Find the lines holding "screenshot" and copy them.

:: DATA FOR THE TASK

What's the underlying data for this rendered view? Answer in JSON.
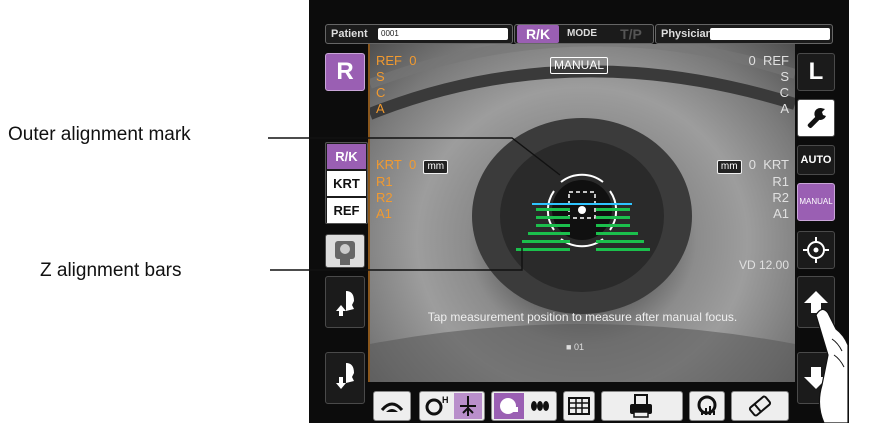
{
  "callouts": {
    "outer_alignment": "Outer alignment mark",
    "z_alignment": "Z alignment bars"
  },
  "topbar": {
    "patient_label": "Patient",
    "patient_value": "0001",
    "mode_rk": "R/K",
    "mode_label": "MODE",
    "mode_tp": "T/P",
    "physician_label": "Physician",
    "physician_value": ""
  },
  "eye_selector": {
    "right": "R",
    "left": "L"
  },
  "overlay": {
    "manual_badge": "MANUAL",
    "left_ref": {
      "header": "REF",
      "value": "0",
      "s": "S",
      "c": "C",
      "a": "A"
    },
    "right_ref": {
      "header": "REF",
      "value": "0",
      "s": "S",
      "c": "C",
      "a": "A"
    },
    "left_krt": {
      "header": "KRT",
      "value": "0",
      "unit": "mm",
      "r1": "R1",
      "r2": "R2",
      "a1": "A1"
    },
    "right_krt": {
      "header": "KRT",
      "value": "0",
      "unit": "mm",
      "r1": "R1",
      "r2": "R2",
      "a1": "A1"
    },
    "vd": "VD 12.00",
    "instruction": "Tap measurement position to measure after manual focus.",
    "counter": "01"
  },
  "left_panel": {
    "rk": "R/K",
    "krt": "KRT",
    "ref": "REF"
  },
  "right_panel": {
    "auto": "AUTO",
    "manual": "MANUAL"
  },
  "icons": {
    "wrench": "wrench-icon",
    "target": "crosshair-icon",
    "up": "arrow-up-icon",
    "down": "arrow-down-icon",
    "chin_up": "chinrest-up-icon",
    "chin_down": "chinrest-down-icon",
    "eye_patient": "patient-eye-icon",
    "print": "print-icon",
    "eraser": "eraser-icon",
    "table": "table-icon"
  },
  "colors": {
    "accent_purple": "#9a5fb3",
    "ref_orange": "#f29a2f",
    "z_bar_green": "#1bbf4c",
    "alignment_cyan": "#2ec4ff"
  }
}
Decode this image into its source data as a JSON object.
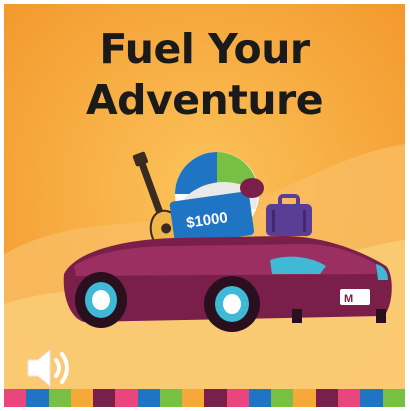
{
  "title": {
    "line1": "Fuel Your",
    "line2": "Adventure"
  },
  "card": {
    "amount": "$1000"
  },
  "colors": {
    "background": "#f6a83a",
    "car": "#7a1f4a",
    "card": "#1f74c4",
    "stripe": [
      "#e8467c",
      "#1f74c4",
      "#77c043",
      "#f6a83a",
      "#7a1f4a",
      "#e8467c",
      "#1f74c4",
      "#77c043",
      "#f6a83a",
      "#7a1f4a",
      "#e8467c",
      "#1f74c4",
      "#77c043",
      "#f6a83a",
      "#7a1f4a",
      "#e8467c",
      "#1f74c4",
      "#77c043"
    ]
  },
  "icons": {
    "audio": "speaker-icon",
    "logo": "brand-logo-icon"
  }
}
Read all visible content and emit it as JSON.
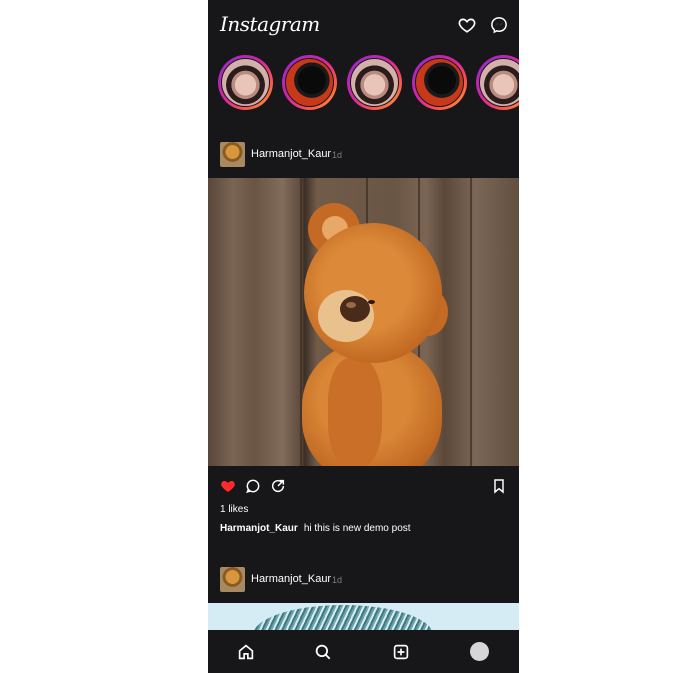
{
  "app": {
    "logo_text": "Instagram"
  },
  "colors": {
    "background": "#171719",
    "like_red": "#ff2a2a",
    "time_gray": "#7d7d7d"
  },
  "header": {
    "icons": [
      "heart-icon",
      "messenger-icon"
    ]
  },
  "stories": [
    {
      "icon": "story-avatar-portrait"
    },
    {
      "icon": "story-avatar-silhouette"
    },
    {
      "icon": "story-avatar-portrait"
    },
    {
      "icon": "story-avatar-silhouette"
    },
    {
      "icon": "story-avatar-portrait"
    }
  ],
  "posts": [
    {
      "username": "Harmanjot_Kaur",
      "time": "1d",
      "image": "teddy-bear-photo",
      "liked": true,
      "likes_text": "1 likes",
      "caption_user": "Harmanjot_Kaur",
      "caption_text": "hi this is new demo post"
    },
    {
      "username": "Harmanjot_Kaur",
      "time": "1d",
      "image": "scribble-drawing"
    }
  ],
  "bottom_nav": [
    "home-icon",
    "search-icon",
    "add-post-icon",
    "profile-avatar"
  ]
}
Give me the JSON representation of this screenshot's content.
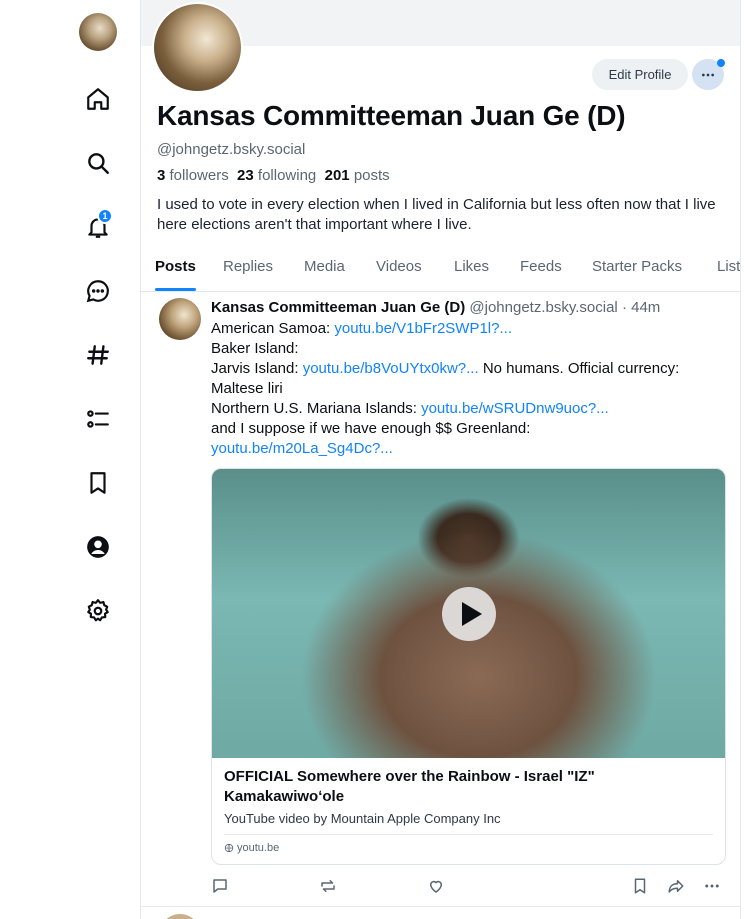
{
  "nav": {
    "items": [
      {
        "name": "home"
      },
      {
        "name": "search"
      },
      {
        "name": "notifications",
        "badge": "1"
      },
      {
        "name": "chat"
      },
      {
        "name": "feeds"
      },
      {
        "name": "lists"
      },
      {
        "name": "saved"
      },
      {
        "name": "profile"
      },
      {
        "name": "settings"
      }
    ]
  },
  "profile": {
    "display_name": "Kansas Committeeman Juan Ge (D)",
    "handle": "@johngetz.bsky.social",
    "followers_count": "3",
    "followers_label": "followers",
    "following_count": "23",
    "following_label": "following",
    "posts_count": "201",
    "posts_label": "posts",
    "bio": "I used to vote in every election when I lived in California but less often now that I live here elections aren't that important where I live.",
    "edit_label": "Edit Profile"
  },
  "tabs": [
    "Posts",
    "Replies",
    "Media",
    "Videos",
    "Likes",
    "Feeds",
    "Starter Packs",
    "Lists"
  ],
  "post": {
    "author": "Kansas Committeeman Juan Ge (D)",
    "handle": "@johngetz.bsky.social",
    "time": "44m",
    "lines": {
      "l1_text": "American Samoa: ",
      "l1_link": "youtu.be/V1bFr2SWP1l?...",
      "l2_text": "Baker Island:",
      "l3_text": "Jarvis Island: ",
      "l3_link": "youtu.be/b8VoUYtx0kw?...",
      "l3_tail": " No humans. Official currency: Maltese liri",
      "l4_text": "Northern U.S. Mariana Islands: ",
      "l4_link": "youtu.be/wSRUDnw9uoc?...",
      "l5_text": "and I suppose if we have enough $$ Greenland:",
      "l6_link": "youtu.be/m20La_Sg4Dc?..."
    },
    "embed": {
      "title": "OFFICIAL Somewhere over the Rainbow - Israel \"IZ\" Kamakawiwoʻole",
      "description": "YouTube video by Mountain Apple Company Inc",
      "domain": "youtu.be"
    }
  },
  "colors": {
    "accent": "#1083fe",
    "muted": "#5b6673",
    "border": "#e4e8ed"
  }
}
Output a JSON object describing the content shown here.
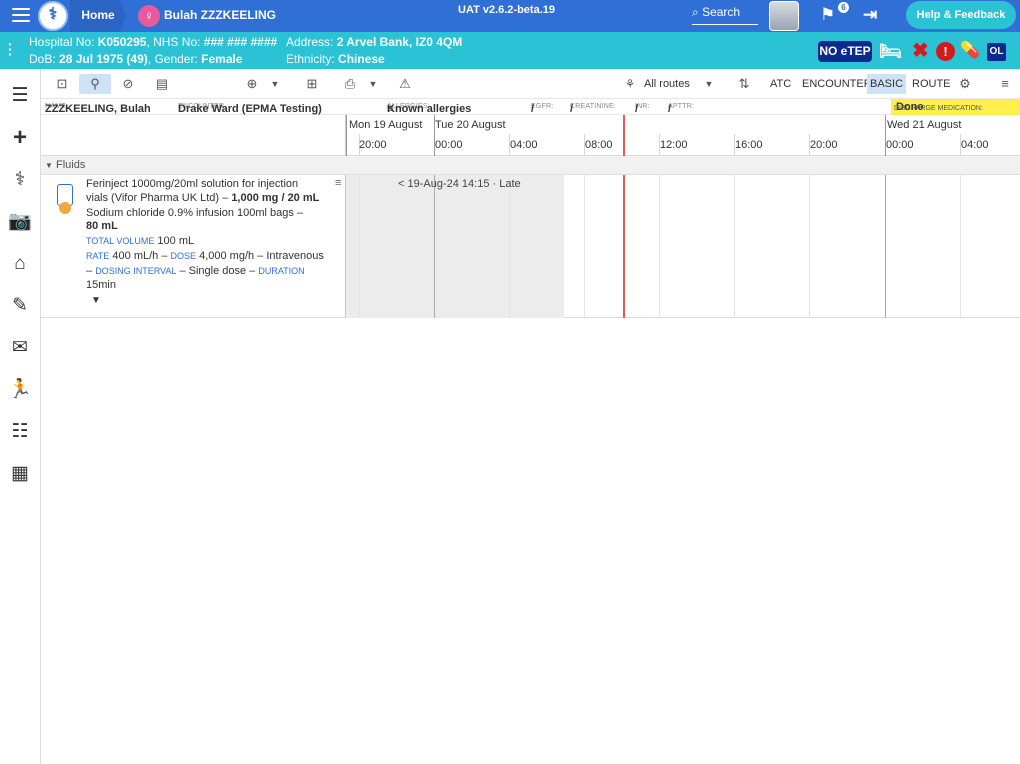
{
  "topbar": {
    "home": "Home",
    "patient_name": "Bulah ZZZKEELING",
    "version": "UAT v2.6.2-beta.19",
    "search": "Search",
    "notification_count": "6",
    "help": "Help & Feedback"
  },
  "patient": {
    "hospital_no_label": "Hospital No:",
    "hospital_no": "K050295",
    "nhs_no_label": "NHS No:",
    "nhs_no": "### ### ####",
    "address_label": "Address:",
    "address": "2 Arvel Bank, IZ0 4QM",
    "dob_label": "DoB:",
    "dob": "28 Jul 1975 (49)",
    "gender_label": "Gender:",
    "gender": "Female",
    "ethnicity_label": "Ethnicity:",
    "ethnicity": "Chinese",
    "etep": "NO eTEP",
    "ol": "OL"
  },
  "toolbar": {
    "routes": "All routes",
    "atc": "ATC",
    "encounter": "ENCOUNTER",
    "basic": "BASIC",
    "route": "ROUTE"
  },
  "infobar": {
    "name_label": "NAME",
    "name": "ZZZKEELING, Bulah",
    "encounter_label": "ENCOUNTER",
    "encounter": "Drake Ward (EPMA Testing)",
    "allergies_label": "ALLERGIES:",
    "allergies": "Known allergies",
    "egfr_label": "EGFR:",
    "egfr": "/",
    "creatinine_label": "CREATININE:",
    "creatinine": "/",
    "inr_label": "INR:",
    "inr": "/",
    "apttr_label": "APTTR:",
    "apttr": "/",
    "discharge_label": "DISCHARGE MEDICATION:",
    "discharge": "Done"
  },
  "timeline": {
    "days": [
      "Mon 19 August",
      "Tue 20 August",
      "Wed 21 August"
    ],
    "hours": [
      "20:00",
      "00:00",
      "04:00",
      "08:00",
      "12:00",
      "16:00",
      "20:00",
      "00:00",
      "04:00"
    ]
  },
  "group": {
    "label": "Fluids"
  },
  "prescription": {
    "line1": "Ferinject 1000mg/20ml solution for injection",
    "line2_pre": "vials (Vifor Pharma UK Ltd) –",
    "line2_bold": "1,000 mg / 20 mL",
    "line3": "Sodium chloride 0.9% infusion 100ml bags –",
    "line4_bold": "80 mL",
    "total_volume_label": "TOTAL VOLUME",
    "total_volume": "100 mL",
    "rate_label": "RATE",
    "rate": "400 mL/h –",
    "dose_label": "DOSE",
    "dose": "4,000 mg/h – Intravenous",
    "dash": "–",
    "dosing_interval_label": "DOSING INTERVAL",
    "dosing_interval": "– Single dose –",
    "duration_label": "DURATION",
    "duration": "15min",
    "late": "< 19-Aug-24 14:15 · Late"
  }
}
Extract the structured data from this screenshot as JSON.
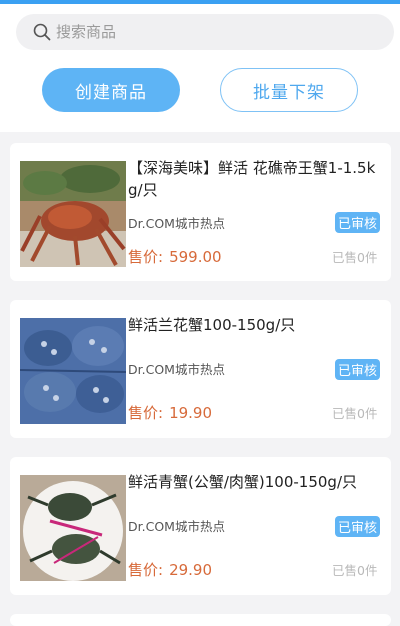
{
  "search": {
    "placeholder": "搜索商品"
  },
  "actions": {
    "create_label": "创建商品",
    "batch_label": "批量下架"
  },
  "products": [
    {
      "title": "【深海美味】鲜活 花礁帝王蟹1-1.5kg/只",
      "store": "Dr.COM城市热点",
      "status": "已审核",
      "price_label": "售价:",
      "price": "599.00",
      "sold": "已售0件"
    },
    {
      "title": "鲜活兰花蟹100-150g/只",
      "store": "Dr.COM城市热点",
      "status": "已审核",
      "price_label": "售价:",
      "price": "19.90",
      "sold": "已售0件"
    },
    {
      "title": "鲜活青蟹(公蟹/肉蟹)100-150g/只",
      "store": "Dr.COM城市热点",
      "status": "已审核",
      "price_label": "售价:",
      "price": "29.90",
      "sold": "已售0件"
    }
  ],
  "colors": {
    "accent": "#5eb4f5",
    "price": "#d76a3a",
    "background": "#f3f3f5"
  }
}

::::

### RESULT OF THE EXERCISE
Give me the JSON representation of this screenshot's content.
Extract the structured data from this screenshot as JSON.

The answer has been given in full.